— What the task asks —
Reproduce every record below exactly as written, but leave out any pictures.

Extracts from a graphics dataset
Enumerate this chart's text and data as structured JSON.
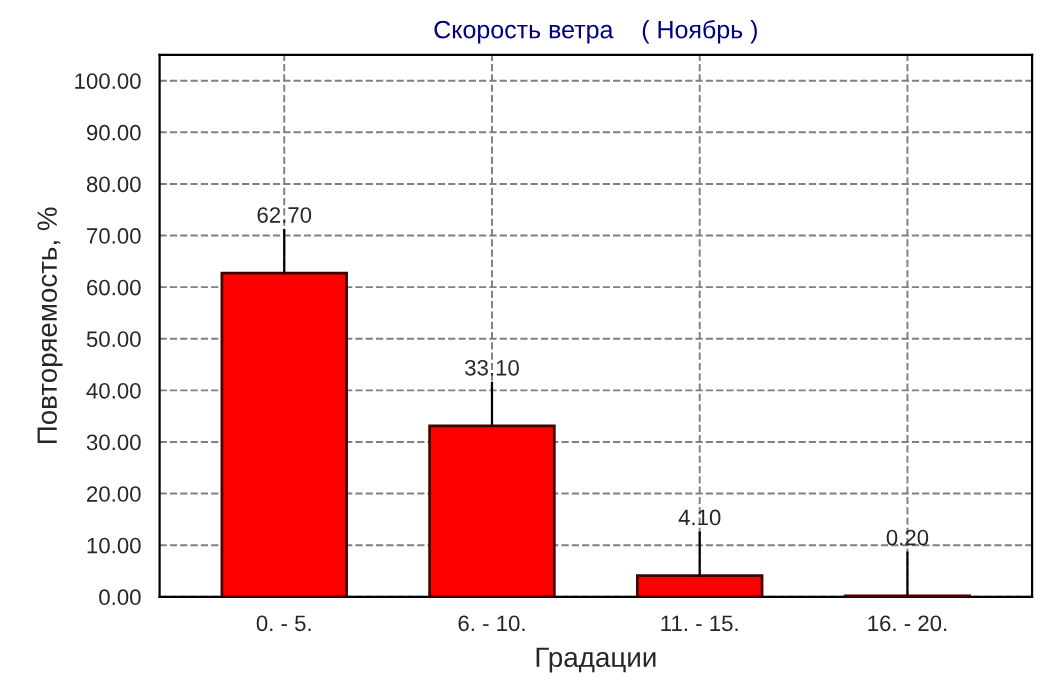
{
  "chart_data": {
    "type": "bar",
    "title": "Скорость ветра    ( Ноябрь )",
    "xlabel": "Градации",
    "ylabel": "Повторяемость, %",
    "categories": [
      "0. - 5.",
      "6. - 10.",
      "11. - 15.",
      "16. - 20."
    ],
    "values": [
      62.7,
      33.1,
      4.1,
      0.2
    ],
    "color": "#ff0000",
    "value_labels": [
      "62.70",
      "33.10",
      "4.10",
      "0.20"
    ],
    "ylim": [
      0,
      105
    ],
    "yticks": [
      {
        "value": 0,
        "label": "0.00"
      },
      {
        "value": 10,
        "label": "10.00"
      },
      {
        "value": 20,
        "label": "20.00"
      },
      {
        "value": 30,
        "label": "30.00"
      },
      {
        "value": 40,
        "label": "40.00"
      },
      {
        "value": 50,
        "label": "50.00"
      },
      {
        "value": 60,
        "label": "60.00"
      },
      {
        "value": 70,
        "label": "70.00"
      },
      {
        "value": 80,
        "label": "80.00"
      },
      {
        "value": 90,
        "label": "90.00"
      },
      {
        "value": 100,
        "label": "100.00"
      }
    ],
    "grid": true
  }
}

— Complete output —
Enumerate this chart's text and data as structured JSON.
{
  "chart_data": {
    "type": "bar",
    "title": "Скорость ветра    ( Ноябрь )",
    "xlabel": "Градации",
    "ylabel": "Повторяемость, %",
    "categories": [
      "0. - 5.",
      "6. - 10.",
      "11. - 15.",
      "16. - 20."
    ],
    "values": [
      62.7,
      33.1,
      4.1,
      0.2
    ],
    "color": "#ff0000",
    "value_labels": [
      "62.70",
      "33.10",
      "4.10",
      "0.20"
    ],
    "ylim": [
      0,
      105
    ],
    "yticks": [
      {
        "value": 0,
        "label": "0.00"
      },
      {
        "value": 10,
        "label": "10.00"
      },
      {
        "value": 20,
        "label": "20.00"
      },
      {
        "value": 30,
        "label": "30.00"
      },
      {
        "value": 40,
        "label": "40.00"
      },
      {
        "value": 50,
        "label": "50.00"
      },
      {
        "value": 60,
        "label": "60.00"
      },
      {
        "value": 70,
        "label": "70.00"
      },
      {
        "value": 80,
        "label": "80.00"
      },
      {
        "value": 90,
        "label": "90.00"
      },
      {
        "value": 100,
        "label": "100.00"
      }
    ],
    "grid": true
  }
}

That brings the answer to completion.